* [Written exercise]
Please quote the material exactly, every line of it.

* [Source material]
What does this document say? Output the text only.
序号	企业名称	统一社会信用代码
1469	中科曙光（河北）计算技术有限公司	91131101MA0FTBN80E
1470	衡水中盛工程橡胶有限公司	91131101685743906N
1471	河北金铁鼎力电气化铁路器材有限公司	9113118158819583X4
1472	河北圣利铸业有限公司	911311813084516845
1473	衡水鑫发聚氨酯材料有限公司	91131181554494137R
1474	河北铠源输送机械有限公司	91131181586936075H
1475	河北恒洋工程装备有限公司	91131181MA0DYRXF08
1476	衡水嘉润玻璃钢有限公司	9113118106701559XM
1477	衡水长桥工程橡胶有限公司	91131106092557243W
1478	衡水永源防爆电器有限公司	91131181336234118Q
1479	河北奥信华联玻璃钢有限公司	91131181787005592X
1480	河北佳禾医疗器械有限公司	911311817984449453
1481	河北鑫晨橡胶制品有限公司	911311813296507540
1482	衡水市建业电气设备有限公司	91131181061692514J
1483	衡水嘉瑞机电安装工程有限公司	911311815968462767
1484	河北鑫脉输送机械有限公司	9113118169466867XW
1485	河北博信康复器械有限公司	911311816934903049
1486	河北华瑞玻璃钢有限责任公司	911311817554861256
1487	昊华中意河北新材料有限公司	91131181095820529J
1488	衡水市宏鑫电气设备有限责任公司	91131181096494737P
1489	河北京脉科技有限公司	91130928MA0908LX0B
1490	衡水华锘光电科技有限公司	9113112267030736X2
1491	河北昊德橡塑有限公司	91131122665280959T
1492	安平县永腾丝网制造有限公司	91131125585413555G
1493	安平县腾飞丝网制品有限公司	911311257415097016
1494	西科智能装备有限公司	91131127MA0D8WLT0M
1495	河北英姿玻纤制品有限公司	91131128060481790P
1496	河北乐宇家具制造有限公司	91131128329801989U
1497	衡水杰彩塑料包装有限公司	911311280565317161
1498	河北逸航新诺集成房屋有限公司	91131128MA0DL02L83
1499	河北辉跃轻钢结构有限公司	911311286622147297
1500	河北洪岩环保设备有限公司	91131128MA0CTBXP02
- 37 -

* [Response]
What does this document say? Output the text only.
序号	企业名称	统一社会信用代码
1469	中科曙光（河北）计算技术有限公司	91131101MA0FTBN80E
1470	衡水中盛工程橡胶有限公司	91131101685743906N
1471	河北金铁鼎力电气化铁路器材有限公司	9113118158819583X4
1472	河北圣利铸业有限公司	911311813084516845
1473	衡水鑫发聚氨酯材料有限公司	91131181554494137R
1474	河北铠源输送机械有限公司	91131181586936075H
1475	河北恒洋工程装备有限公司	91131181MA0DYRXF08
1476	衡水嘉润玻璃钢有限公司	9113118106701559XM
1477	衡水长桥工程橡胶有限公司	91131106092557243W
1478	衡水永源防爆电器有限公司	91131181336234118Q
1479	河北奥信华联玻璃钢有限公司	91131181787005592X
1480	河北佳禾医疗器械有限公司	911311817984449453
1481	河北鑫晨橡胶制品有限公司	911311813296507540
1482	衡水市建业电气设备有限公司	91131181061692514J
1483	衡水嘉瑞机电安装工程有限公司	911311815968462767
1484	河北鑫脉输送机械有限公司	9113118169466867XW
1485	河北博信康复器械有限公司	911311816934903049
1486	河北华瑞玻璃钢有限责任公司	911311817554861256
1487	昊华中意河北新材料有限公司	91131181095820529J
1488	衡水市宏鑫电气设备有限责任公司	91131181096494737P
1489	河北京脉科技有限公司	91130928MA0908LX0B
1490	衡水华锘光电科技有限公司	9113112267030736X2
1491	河北昊德橡塑有限公司	91131122665280959T
1492	安平县永腾丝网制造有限公司	91131125585413555G
1493	安平县腾飞丝网制品有限公司	911311257415097016
1494	西科智能装备有限公司	91131127MA0D8WLT0M
1495	河北英姿玻纤制品有限公司	91131128060481790P
1496	河北乐宇家具制造有限公司	91131128329801989U
1497	衡水杰彩塑料包装有限公司	911311280565317161
1498	河北逸航新诺集成房屋有限公司	91131128MA0DL02L83
1499	河北辉跃轻钢结构有限公司	911311286622147297
1500	河北洪岩环保设备有限公司	91131128MA0CTBXP02
- 37 -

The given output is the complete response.